--- Begin DATA EXCERPTS ---

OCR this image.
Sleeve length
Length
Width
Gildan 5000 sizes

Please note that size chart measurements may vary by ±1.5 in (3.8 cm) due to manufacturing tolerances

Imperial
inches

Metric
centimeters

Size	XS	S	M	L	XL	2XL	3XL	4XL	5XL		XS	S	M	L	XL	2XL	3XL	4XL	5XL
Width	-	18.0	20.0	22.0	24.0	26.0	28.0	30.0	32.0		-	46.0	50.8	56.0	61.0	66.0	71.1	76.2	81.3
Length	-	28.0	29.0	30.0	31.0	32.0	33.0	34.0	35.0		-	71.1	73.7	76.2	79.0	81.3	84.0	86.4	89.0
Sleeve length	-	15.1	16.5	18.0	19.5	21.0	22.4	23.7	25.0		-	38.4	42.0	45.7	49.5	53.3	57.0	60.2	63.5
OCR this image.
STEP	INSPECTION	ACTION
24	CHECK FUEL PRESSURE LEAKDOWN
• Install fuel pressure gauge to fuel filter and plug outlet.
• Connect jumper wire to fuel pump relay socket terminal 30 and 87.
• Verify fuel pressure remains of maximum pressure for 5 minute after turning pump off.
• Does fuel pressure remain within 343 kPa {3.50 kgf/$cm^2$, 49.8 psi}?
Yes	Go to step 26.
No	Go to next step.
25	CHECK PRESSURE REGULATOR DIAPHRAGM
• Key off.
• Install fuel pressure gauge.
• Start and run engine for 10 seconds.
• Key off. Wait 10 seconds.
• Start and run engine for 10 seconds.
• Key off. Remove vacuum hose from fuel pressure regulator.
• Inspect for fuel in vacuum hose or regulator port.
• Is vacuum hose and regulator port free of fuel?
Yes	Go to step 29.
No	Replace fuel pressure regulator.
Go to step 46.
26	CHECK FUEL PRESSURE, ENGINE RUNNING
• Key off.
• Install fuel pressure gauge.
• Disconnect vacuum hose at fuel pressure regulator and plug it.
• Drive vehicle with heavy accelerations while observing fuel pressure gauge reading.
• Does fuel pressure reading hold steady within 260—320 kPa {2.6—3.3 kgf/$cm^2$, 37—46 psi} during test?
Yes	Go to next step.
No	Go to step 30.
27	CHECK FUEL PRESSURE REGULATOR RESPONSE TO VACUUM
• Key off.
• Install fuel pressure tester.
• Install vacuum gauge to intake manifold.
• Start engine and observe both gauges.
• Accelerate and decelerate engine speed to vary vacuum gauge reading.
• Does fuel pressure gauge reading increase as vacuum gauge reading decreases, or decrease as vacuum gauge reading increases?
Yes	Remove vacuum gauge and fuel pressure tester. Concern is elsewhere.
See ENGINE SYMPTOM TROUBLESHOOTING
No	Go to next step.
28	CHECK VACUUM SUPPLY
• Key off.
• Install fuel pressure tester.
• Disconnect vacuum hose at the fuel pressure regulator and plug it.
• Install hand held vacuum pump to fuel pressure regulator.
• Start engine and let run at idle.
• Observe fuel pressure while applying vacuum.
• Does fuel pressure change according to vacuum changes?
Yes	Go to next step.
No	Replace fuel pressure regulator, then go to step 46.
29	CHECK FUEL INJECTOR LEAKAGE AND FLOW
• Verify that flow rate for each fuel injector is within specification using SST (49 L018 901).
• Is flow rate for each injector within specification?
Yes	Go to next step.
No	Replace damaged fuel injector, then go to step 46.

--- End DATA EXCERPTS ---

WHAT IS ASKED: Repeat the data above exactly.

FINISHED ANSWER:
OCR this image.
Sleeve length
Length
Width
Gildan 5000 sizes

Please note that size chart measurements may vary by ±1.5 in (3.8 cm) due to manufacturing tolerances

Imperial
inches

Metric
centimeters

Size	XS	S	M	L	XL	2XL	3XL	4XL	5XL		XS	S	M	L	XL	2XL	3XL	4XL	5XL
Width	-	18.0	20.0	22.0	24.0	26.0	28.0	30.0	32.0		-	46.0	50.8	56.0	61.0	66.0	71.1	76.2	81.3
Length	-	28.0	29.0	30.0	31.0	32.0	33.0	34.0	35.0		-	71.1	73.7	76.2	79.0	81.3	84.0	86.4	89.0
Sleeve length	-	15.1	16.5	18.0	19.5	21.0	22.4	23.7	25.0		-	38.4	42.0	45.7	49.5	53.3	57.0	60.2	63.5
OCR this image.
STEP	INSPECTION	ACTION
24	CHECK FUEL PRESSURE LEAKDOWN
• Install fuel pressure gauge to fuel filter and plug outlet.
• Connect jumper wire to fuel pump relay socket terminal 30 and 87.
• Verify fuel pressure remains of maximum pressure for 5 minute after turning pump off.
• Does fuel pressure remain within 343 kPa {3.50 kgf/$cm^2$, 49.8 psi}?
Yes	Go to step 26.
No	Go to next step.
25	CHECK PRESSURE REGULATOR DIAPHRAGM
• Key off.
• Install fuel pressure gauge.
• Start and run engine for 10 seconds.
• Key off. Wait 10 seconds.
• Start and run engine for 10 seconds.
• Key off. Remove vacuum hose from fuel pressure regulator.
• Inspect for fuel in vacuum hose or regulator port.
• Is vacuum hose and regulator port free of fuel?
Yes	Go to step 29.
No	Replace fuel pressure regulator.
Go to step 46.
26	CHECK FUEL PRESSURE, ENGINE RUNNING
• Key off.
• Install fuel pressure gauge.
• Disconnect vacuum hose at fuel pressure regulator and plug it.
• Drive vehicle with heavy accelerations while observing fuel pressure gauge reading.
• Does fuel pressure reading hold steady within 260—320 kPa {2.6—3.3 kgf/$cm^2$, 37—46 psi} during test?
Yes	Go to next step.
No	Go to step 30.
27	CHECK FUEL PRESSURE REGULATOR RESPONSE TO VACUUM
• Key off.
• Install fuel pressure tester.
• Install vacuum gauge to intake manifold.
• Start engine and observe both gauges.
• Accelerate and decelerate engine speed to vary vacuum gauge reading.
• Does fuel pressure gauge reading increase as vacuum gauge reading decreases, or decrease as vacuum gauge reading increases?
Yes	Remove vacuum gauge and fuel pressure tester. Concern is elsewhere.
See ENGINE SYMPTOM TROUBLESHOOTING
No	Go to next step.
28	CHECK VACUUM SUPPLY
• Key off.
• Install fuel pressure tester.
• Disconnect vacuum hose at the fuel pressure regulator and plug it.
• Install hand held vacuum pump to fuel pressure regulator.
• Start engine and let run at idle.
• Observe fuel pressure while applying vacuum.
• Does fuel pressure change according to vacuum changes?
Yes	Go to next step.
No	Replace fuel pressure regulator, then go to step 46.
29	CHECK FUEL INJECTOR LEAKAGE AND FLOW
• Verify that flow rate for each fuel injector is within specification using SST (49 L018 901).
• Is flow rate for each injector within specification?
Yes	Go to next step.
No	Replace damaged fuel injector, then go to step 46.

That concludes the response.